Your objective: Scan the data below and pick out the lines containing the word "macrozheng".

── Data supplied

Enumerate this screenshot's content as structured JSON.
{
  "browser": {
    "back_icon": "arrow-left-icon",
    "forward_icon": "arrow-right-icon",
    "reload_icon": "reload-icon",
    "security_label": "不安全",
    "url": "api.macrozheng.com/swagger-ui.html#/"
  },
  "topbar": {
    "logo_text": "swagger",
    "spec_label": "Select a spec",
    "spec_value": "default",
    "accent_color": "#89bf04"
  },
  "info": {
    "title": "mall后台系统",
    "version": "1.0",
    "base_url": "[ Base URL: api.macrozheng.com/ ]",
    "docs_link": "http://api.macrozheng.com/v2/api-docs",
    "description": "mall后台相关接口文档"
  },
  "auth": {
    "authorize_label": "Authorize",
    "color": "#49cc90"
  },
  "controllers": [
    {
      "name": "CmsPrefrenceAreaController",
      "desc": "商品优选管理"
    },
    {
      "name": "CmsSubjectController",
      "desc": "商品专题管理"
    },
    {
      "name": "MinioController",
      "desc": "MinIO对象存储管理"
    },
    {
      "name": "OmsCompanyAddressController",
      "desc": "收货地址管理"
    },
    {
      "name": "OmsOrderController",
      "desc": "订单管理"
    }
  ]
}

────

Answer to the problem:
    "url": "api.macrozheng.com/swagger-ui.html#/"
    "base_url": "[ Base URL: api.macrozheng.com/ ]",
    "docs_link": "http://api.macrozheng.com/v2/api-docs",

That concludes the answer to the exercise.